[Begin]

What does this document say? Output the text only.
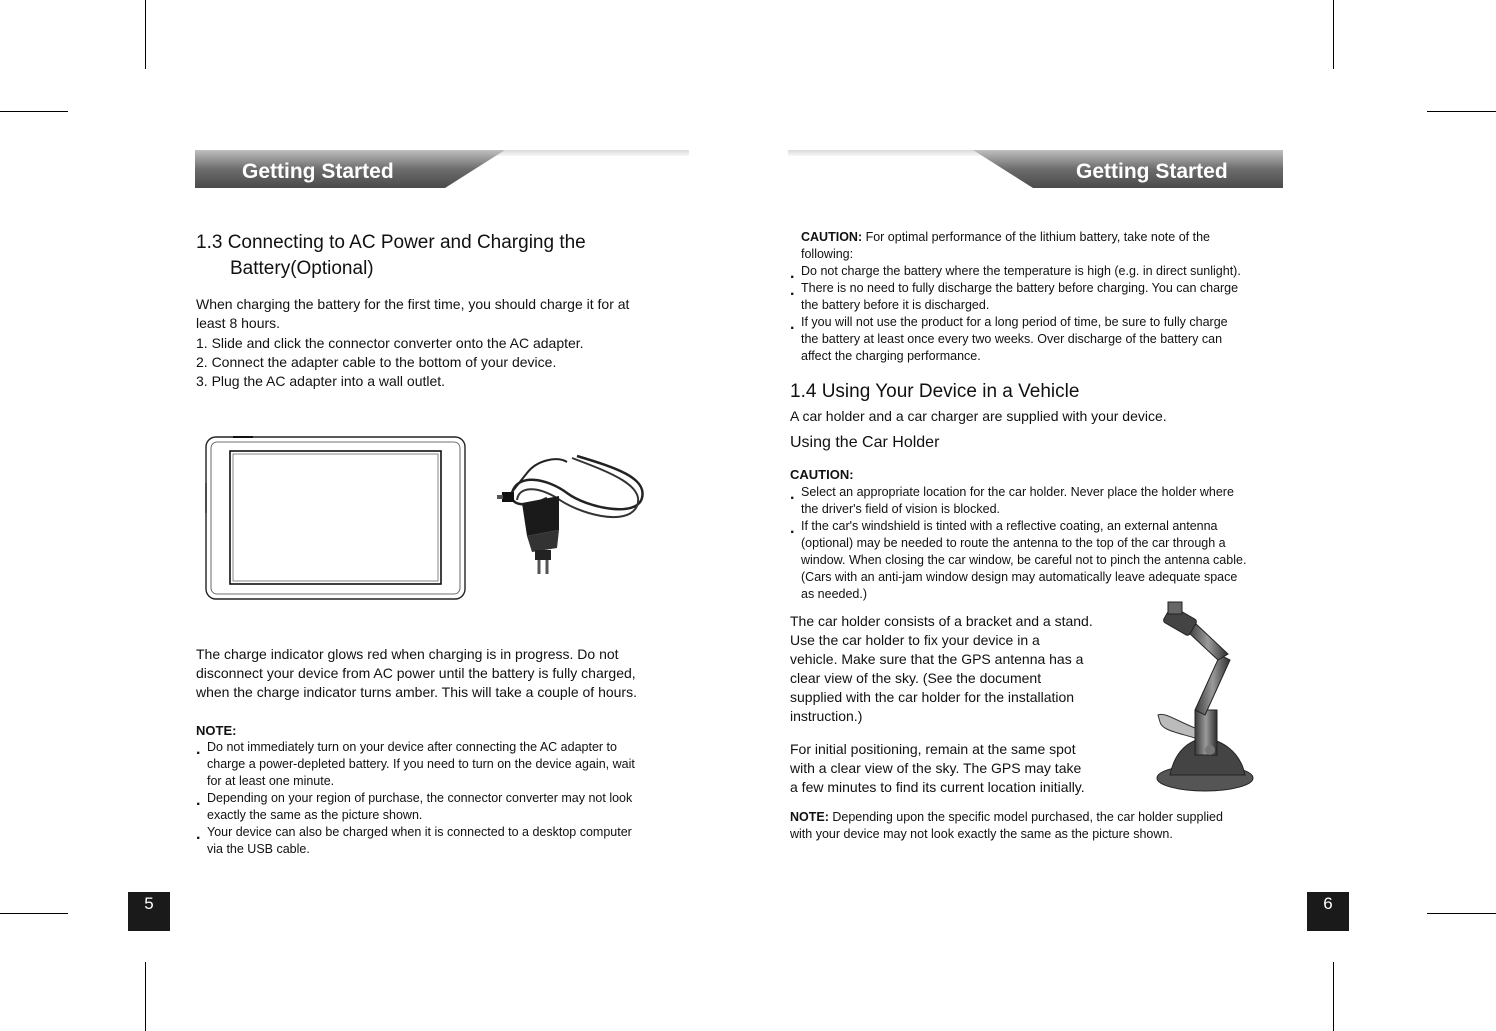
Getting Started
1.3 Connecting to AC Power and Charging the
Battery(Optional)
When charging the battery for the first time, you should charge it for at
least 8 hours.
1. Slide and click the connector converter onto the AC adapter.
2. Connect the adapter cable to the bottom of your device.
3. Plug the AC adapter into a wall outlet.
The charge indicator glows red when charging is in progress. Do not
disconnect your device from AC power until the battery is fully charged,
when the charge indicator turns amber. This will take a couple of hours.
NOTE:
. Do not immediately turn on your device after connecting the AC adapter to
charge a power-depleted battery. If you need to turn on the device again, wait
for at least one minute.
. Depending on your region of purchase, the connector converter may not look
exactly the same as the picture shown.
. Your device can also be charged when it is connected to a desktop computer
via the USB cable.
5
Getting Started
CAUTION: For optimal performance of the lithium battery, take note of the
following:
. Do not charge the battery where the temperature is high (e.g. in direct sunlight).
. There is no need to fully discharge the battery before charging. You can charge
the battery before it is discharged.
. If you will not use the product for a long period of time, be sure to fully charge
the battery at least once every two weeks. Over discharge of the battery can
affect the charging performance.
1.4 Using Your Device in a Vehicle
A car holder and a car charger are supplied with your device.
Using the Car Holder
CAUTION:
. Select an appropriate location for the car holder. Never place the holder where
the driver's field of vision is blocked.
. If the car's windshield is tinted with a reflective coating, an external antenna
(optional) may be needed to route the antenna to the top of the car through a
window. When closing the car window, be careful not to pinch the antenna cable.
(Cars with an anti-jam window design may automatically leave adequate space
as needed.)
The car holder consists of a bracket and a stand.
Use the car holder to fix your device in a
vehicle. Make sure that the GPS antenna has a
clear view of the sky. (See the document
supplied with the car holder for the installation
instruction.)
For initial positioning, remain at the same spot
with a clear view of the sky. The GPS may take
a few minutes to find its current location initially.
NOTE: Depending upon the specific model purchased, the car holder supplied
with your device may not look exactly the same as the picture shown.
6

[End]

▶ _Task description_
From the records above, copy every line that holds the word "look".

▶ _Task output_
. Depending on your region of purchase, the connector converter may not look
with your device may not look exactly the same as the picture shown.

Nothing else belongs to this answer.